### YOUR GOAL
Locate the string "afasia" in the listing below. Copy every line where it is found.

====== TASK INPUTS

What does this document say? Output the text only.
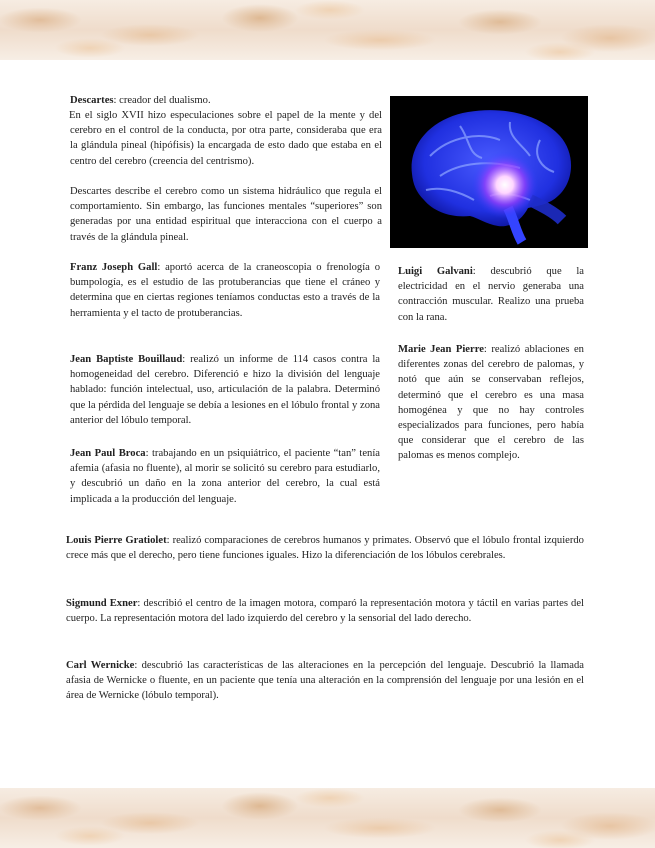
Descartes: creador del dualismo.

En el siglo XVII hizo especulaciones sobre el papel de la mente y del cerebro en el control de la conducta, por otra parte, consideraba que era la glándula pineal (hipófisis) la encargada de esto dado que estaba en el centro del cerebro (creencia del centrismo).

Descartes describe el cerebro como un sistema hidráulico que regula el comportamiento. Sin embargo, las funciones mentales “superiores” son generadas por una entidad espiritual que interacciona con el cuerpo a través de la glándula pineal.

Franz Joseph Gall: aportó acerca de la craneoscopia o frenología o bumpología, es el estudio de las protuberancias que tiene el cráneo y determina que en ciertas regiones teníamos conductas esto a través de la herramienta y el tacto de protuberancias.

Jean Baptiste Bouillaud: realizó un informe de 114 casos contra la homogeneidad del cerebro. Diferenció e hizo la división del lenguaje hablado: función intelectual, uso, articulación de la palabra. Determinó que la pérdida del lenguaje se debía a lesiones en el lóbulo frontal y zona anterior del lóbulo temporal.

Jean Paul Broca: trabajando en un psiquiátrico, el paciente “tan” tenía afemia (afasia no fluente), al morir se solicitó su cerebro para estudiarlo, y descubrió un daño en la zona anterior del cerebro, la cual está implicada a la producción del lenguaje.

Luigi Galvani: descubrió que la electricidad en el nervio generaba una contracción muscular. Realizo una prueba con la rana.

Marie Jean Pierre: realizó ablaciones en diferentes zonas del cerebro de palomas, y notó que aún se conservaban reflejos, determinó que el cerebro es una masa homogénea y que no hay controles especializados para funciones, pero había que considerar que el cerebro de las palomas es menos complejo.

Louis Pierre Gratiolet: realizó comparaciones de cerebros humanos y primates. Observó que el lóbulo frontal izquierdo crece más que el derecho, pero tiene funciones iguales. Hizo la diferenciación de los lóbulos cerebrales.

Sigmund Exner: describió el centro de la imagen motora, comparó la representación motora y táctil en varias partes del cuerpo. La representación motora del lado izquierdo del cerebro y la sensorial del lado derecho.

Carl Wernicke: descubrió las características de las alteraciones en la percepción del lenguaje. Descubrió la llamada afasia de Wernicke o fluente, en un paciente que tenía una alteración en la comprensión del lenguaje por una lesión en el área de Wernicke (lóbulo temporal).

============

### FINISHED EXERCISE
Jean Paul Broca: trabajando en un psiquiátrico, el paciente “tan” tenía afemia (afasia no fluente), al morir se solicitó su cerebro para estudiarlo, y descubrió un daño en la zona anterior del cerebro, la cual está implicada a la producción del lenguaje.
Carl Wernicke: descubrió las características de las alteraciones en la percepción del lenguaje. Descubrió la llamada afasia de Wernicke o fluente, en un paciente que tenía una alteración en la comprensión del lenguaje por una lesión en el área de Wernicke (lóbulo temporal).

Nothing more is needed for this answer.